• _RECORDED INFORMATION_:
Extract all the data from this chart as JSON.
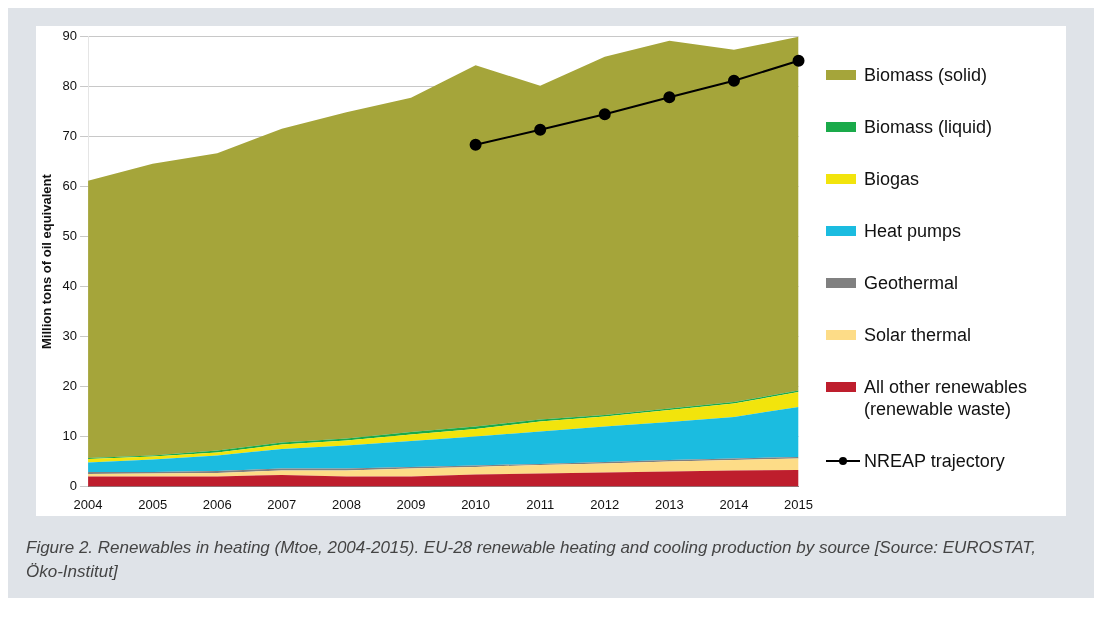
{
  "chart_data": {
    "type": "area",
    "stacked": true,
    "ylabel": "Million tons of oil equivalent",
    "categories": [
      "2004",
      "2005",
      "2006",
      "2007",
      "2008",
      "2009",
      "2010",
      "2011",
      "2012",
      "2013",
      "2014",
      "2015"
    ],
    "series": [
      {
        "name": "All other renewables (renewable waste)",
        "color": "#be1e2d",
        "values": [
          2.0,
          2.0,
          2.0,
          2.3,
          2.0,
          2.0,
          2.4,
          2.6,
          2.8,
          3.0,
          3.2,
          3.3
        ]
      },
      {
        "name": "Solar thermal",
        "color": "#fddc87",
        "values": [
          0.5,
          0.6,
          0.7,
          0.9,
          1.2,
          1.6,
          1.5,
          1.7,
          1.8,
          2.0,
          2.1,
          2.3
        ]
      },
      {
        "name": "Geothermal",
        "color": "#808080",
        "values": [
          0.4,
          0.3,
          0.4,
          0.4,
          0.4,
          0.3,
          0.3,
          0.2,
          0.3,
          0.3,
          0.3,
          0.3
        ]
      },
      {
        "name": "Heat pumps",
        "color": "#1bbce0",
        "values": [
          1.9,
          2.5,
          3.1,
          3.9,
          4.6,
          5.2,
          5.8,
          6.5,
          7.1,
          7.6,
          8.3,
          10.0
        ]
      },
      {
        "name": "Biogas",
        "color": "#f2e40c",
        "values": [
          0.7,
          0.6,
          0.6,
          0.9,
          1.0,
          1.3,
          1.5,
          2.0,
          2.0,
          2.4,
          2.7,
          3.0
        ]
      },
      {
        "name": "Biomass (liquid)",
        "color": "#1aaa4a",
        "values": [
          0.2,
          0.2,
          0.4,
          0.4,
          0.4,
          0.5,
          0.5,
          0.4,
          0.3,
          0.3,
          0.3,
          0.3
        ]
      },
      {
        "name": "Biomass (solid)",
        "color": "#a5a53a",
        "values": [
          55.5,
          58.4,
          59.5,
          62.8,
          65.3,
          66.9,
          72.3,
          66.8,
          71.7,
          73.6,
          70.5,
          70.8
        ]
      },
      {
        "name": "NREAP trajectory",
        "type": "line",
        "color": "#000000",
        "marker": "circle",
        "values": [
          null,
          null,
          null,
          null,
          null,
          null,
          68.4,
          71.4,
          74.5,
          77.9,
          81.2,
          85.2
        ]
      }
    ],
    "ylim": [
      0,
      90
    ],
    "yticks": [
      0,
      10,
      20,
      30,
      40,
      50,
      60,
      70,
      80,
      90
    ],
    "grid": "y",
    "legend": "right",
    "annotations": [
      "Figure 2. Renewables in heating (Mtoe, 2004-2015). EU-28 renewable heating and cooling production by source [Source: EUROSTAT, Öko-Institut]"
    ]
  }
}
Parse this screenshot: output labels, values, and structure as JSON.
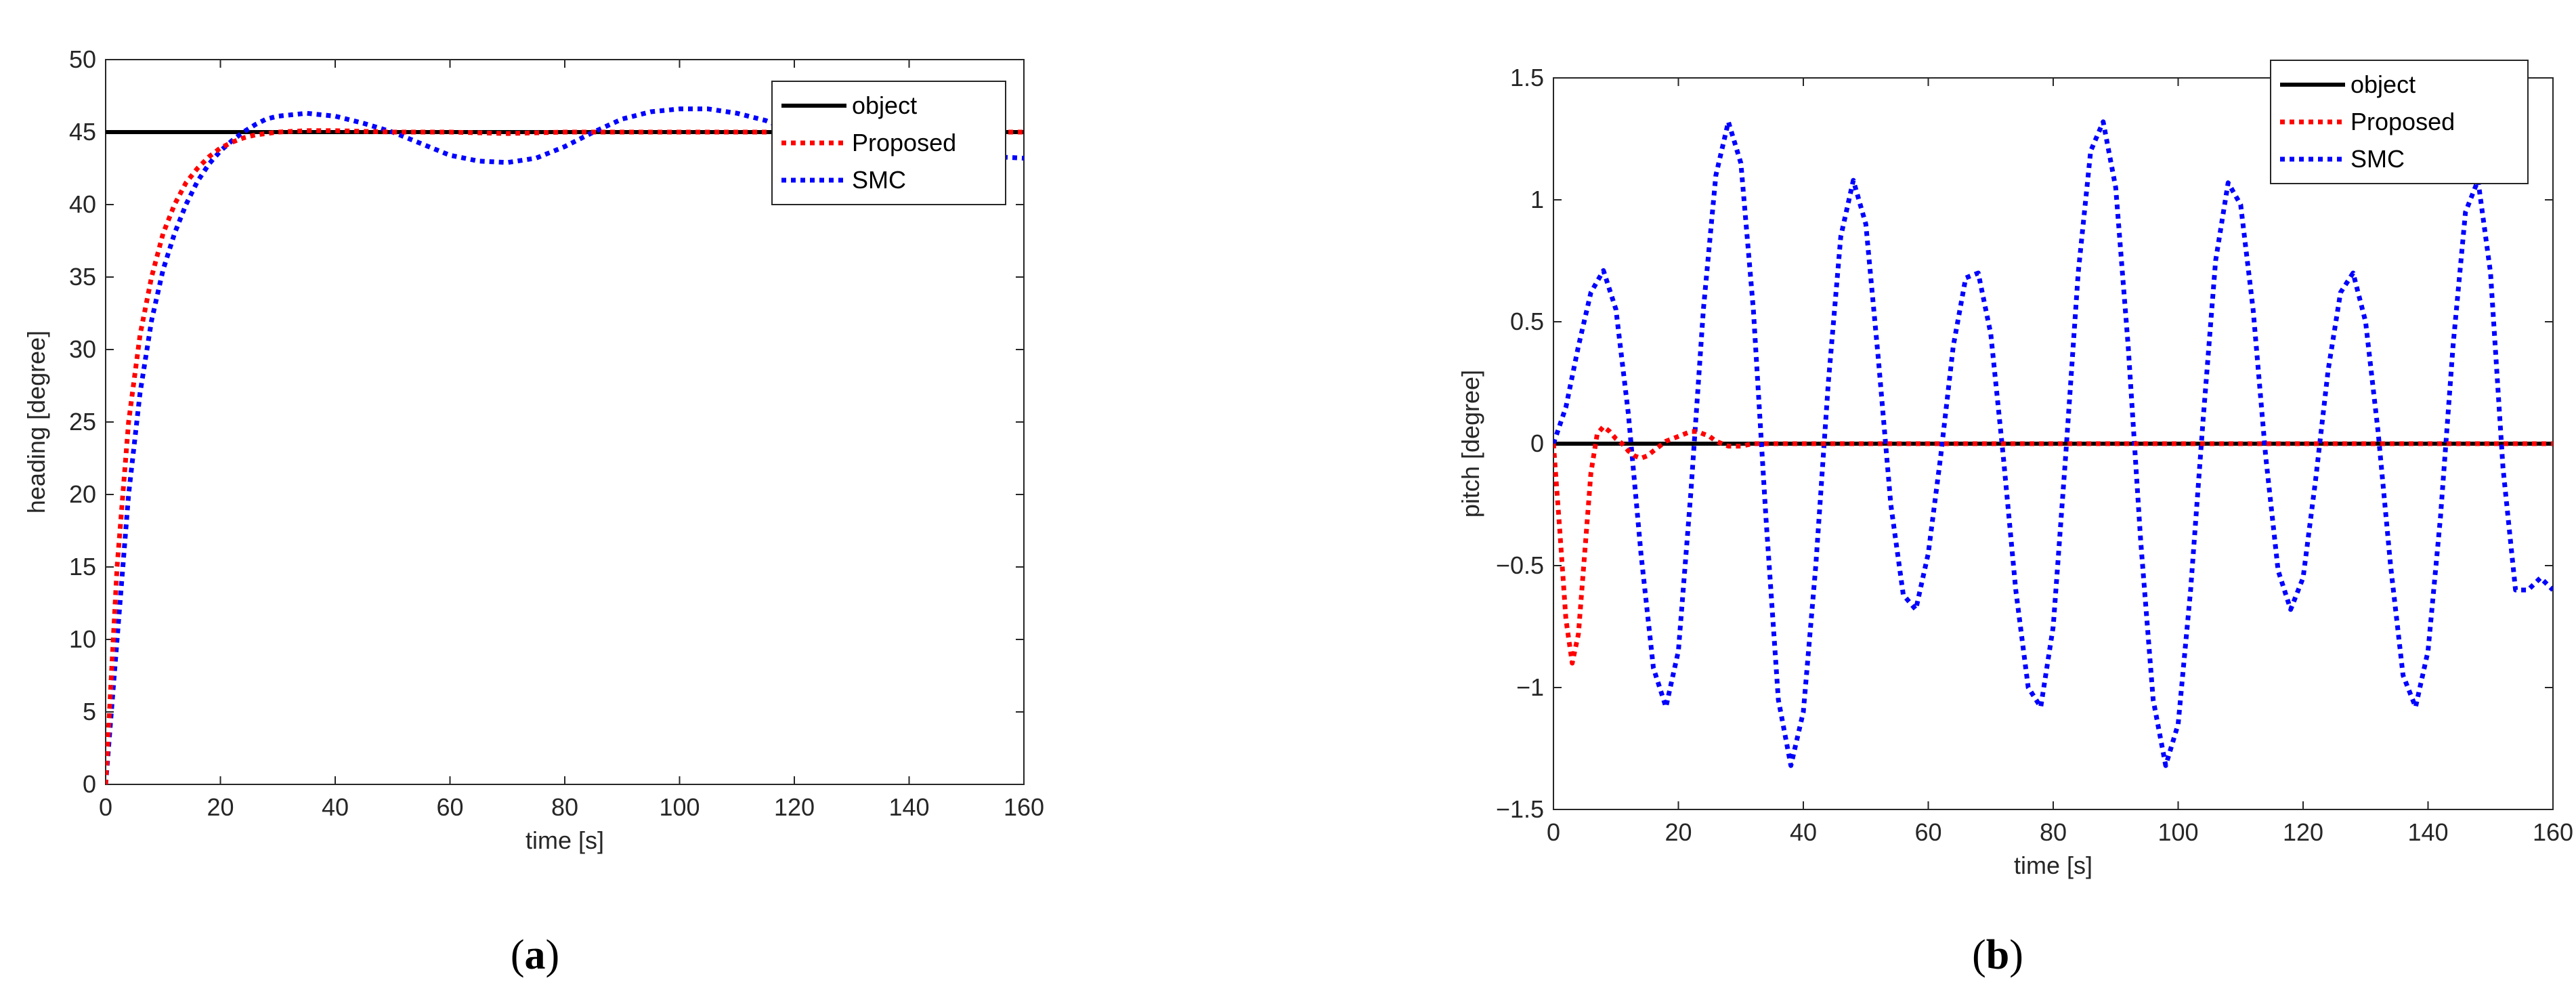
{
  "chart_data": [
    {
      "type": "line",
      "caption_open": "(",
      "caption_letter": "a",
      "caption_close": ")",
      "xlabel": "time [s]",
      "ylabel": "heading [degree]",
      "xlim": [
        0,
        160
      ],
      "ylim": [
        0,
        50
      ],
      "xticks": [
        0,
        20,
        40,
        60,
        80,
        100,
        120,
        140,
        160
      ],
      "yticks": [
        0,
        5,
        10,
        15,
        20,
        25,
        30,
        35,
        40,
        45,
        50
      ],
      "legend_position": "top-right",
      "grid": false,
      "series": [
        {
          "name": "object",
          "color": "#000000",
          "style": "solid",
          "x": [
            0,
            160
          ],
          "y": [
            45,
            45
          ]
        },
        {
          "name": "Proposed",
          "color": "#ff0000",
          "style": "dotted",
          "x": [
            0,
            2,
            4,
            6,
            8,
            10,
            12,
            14,
            16,
            18,
            20,
            22,
            24,
            26,
            28,
            30,
            35,
            40,
            50,
            60,
            70,
            80,
            90,
            100,
            110,
            120,
            130,
            140,
            150,
            160
          ],
          "y": [
            0,
            15,
            25,
            31,
            35,
            38,
            40,
            41.5,
            42.5,
            43.3,
            43.9,
            44.3,
            44.6,
            44.8,
            44.9,
            45,
            45.1,
            45.1,
            45,
            45,
            44.9,
            45,
            45,
            45,
            45,
            45,
            45,
            45,
            45,
            45
          ]
        },
        {
          "name": "SMC",
          "color": "#0000ff",
          "style": "dotted",
          "x": [
            0,
            2,
            4,
            6,
            8,
            10,
            12,
            14,
            16,
            18,
            20,
            22,
            24,
            26,
            28,
            30,
            35,
            40,
            45,
            50,
            55,
            60,
            65,
            70,
            75,
            80,
            85,
            90,
            95,
            100,
            105,
            110,
            115,
            120,
            125,
            130,
            135,
            140,
            145,
            150,
            155,
            160
          ],
          "y": [
            0,
            10,
            20,
            27,
            32,
            35.5,
            38,
            40,
            41.6,
            42.8,
            43.7,
            44.4,
            45,
            45.5,
            45.9,
            46.1,
            46.3,
            46.1,
            45.6,
            45,
            44.2,
            43.4,
            43,
            42.9,
            43.2,
            44,
            45,
            45.9,
            46.4,
            46.6,
            46.6,
            46.3,
            45.8,
            45,
            44.3,
            43.7,
            43.3,
            43.1,
            43.2,
            43.4,
            43.3,
            43.2
          ]
        }
      ]
    },
    {
      "type": "line",
      "caption_open": "(",
      "caption_letter": "b",
      "caption_close": ")",
      "xlabel": "time [s]",
      "ylabel": "pitch [degree]",
      "xlim": [
        0,
        160
      ],
      "ylim": [
        -1.5,
        1.5
      ],
      "xticks": [
        0,
        20,
        40,
        60,
        80,
        100,
        120,
        140,
        160
      ],
      "yticks": [
        -1.5,
        -1,
        -0.5,
        0,
        0.5,
        1,
        1.5
      ],
      "ytick_labels": [
        "−1.5",
        "−1",
        "−0.5",
        "0",
        "0.5",
        "1",
        "1.5"
      ],
      "legend_position": "top-right",
      "grid": false,
      "series": [
        {
          "name": "object",
          "color": "#000000",
          "style": "solid",
          "x": [
            0,
            160
          ],
          "y": [
            0,
            0
          ]
        },
        {
          "name": "Proposed",
          "color": "#ff0000",
          "style": "dotted",
          "x": [
            0,
            1,
            2,
            3,
            4,
            5,
            6,
            7,
            8,
            9,
            10,
            11,
            12,
            13,
            14,
            15,
            16,
            17,
            18,
            19,
            20,
            21,
            22,
            23,
            24,
            25,
            26,
            27,
            28,
            30,
            32,
            35,
            40,
            50,
            60,
            70,
            80,
            90,
            100,
            110,
            120,
            130,
            140,
            150,
            160
          ],
          "y": [
            0,
            -0.35,
            -0.72,
            -0.9,
            -0.78,
            -0.45,
            -0.12,
            0.04,
            0.07,
            0.05,
            0.02,
            0,
            -0.03,
            -0.05,
            -0.06,
            -0.05,
            -0.03,
            -0.01,
            0.01,
            0.02,
            0.03,
            0.04,
            0.05,
            0.05,
            0.04,
            0.03,
            0.01,
            0,
            -0.01,
            -0.01,
            0,
            0,
            0,
            0,
            0,
            0,
            0,
            0,
            0,
            0,
            0,
            0,
            0,
            0,
            0
          ]
        },
        {
          "name": "SMC",
          "color": "#0000ff",
          "style": "dotted",
          "x": [
            0,
            2,
            4,
            6,
            8,
            10,
            12,
            14,
            16,
            18,
            20,
            22,
            24,
            26,
            28,
            30,
            32,
            34,
            36,
            38,
            40,
            42,
            44,
            46,
            48,
            50,
            52,
            54,
            56,
            58,
            60,
            62,
            64,
            66,
            68,
            70,
            72,
            74,
            76,
            78,
            80,
            82,
            84,
            86,
            88,
            90,
            92,
            94,
            96,
            98,
            100,
            102,
            104,
            106,
            108,
            110,
            112,
            114,
            116,
            118,
            120,
            122,
            124,
            126,
            128,
            130,
            132,
            134,
            136,
            138,
            140,
            142,
            144,
            146,
            148,
            150,
            152,
            154,
            156,
            158,
            160
          ],
          "y": [
            0,
            0.15,
            0.4,
            0.62,
            0.71,
            0.55,
            0.12,
            -0.45,
            -0.92,
            -1.08,
            -0.85,
            -0.2,
            0.55,
            1.1,
            1.32,
            1.15,
            0.55,
            -0.3,
            -1.05,
            -1.32,
            -1.1,
            -0.5,
            0.25,
            0.85,
            1.08,
            0.9,
            0.35,
            -0.25,
            -0.62,
            -0.68,
            -0.45,
            -0.05,
            0.4,
            0.68,
            0.7,
            0.45,
            -0.05,
            -0.6,
            -1.0,
            -1.08,
            -0.75,
            -0.05,
            0.7,
            1.2,
            1.32,
            1.05,
            0.4,
            -0.4,
            -1.05,
            -1.32,
            -1.15,
            -0.6,
            0.1,
            0.75,
            1.07,
            0.98,
            0.55,
            -0.05,
            -0.52,
            -0.68,
            -0.55,
            -0.15,
            0.3,
            0.62,
            0.7,
            0.5,
            0.05,
            -0.5,
            -0.95,
            -1.08,
            -0.85,
            -0.3,
            0.4,
            0.95,
            1.08,
            0.7,
            -0.1,
            -0.6,
            -0.6,
            -0.55,
            -0.6
          ]
        }
      ]
    }
  ]
}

• _EXERCISE DESCRIPTION_: Whenever "type" turns up in a line, pick that line out.

• _THE REPLY_:
    "type": "area",
        "type": "line",
      "type": "line",
      "type": "line",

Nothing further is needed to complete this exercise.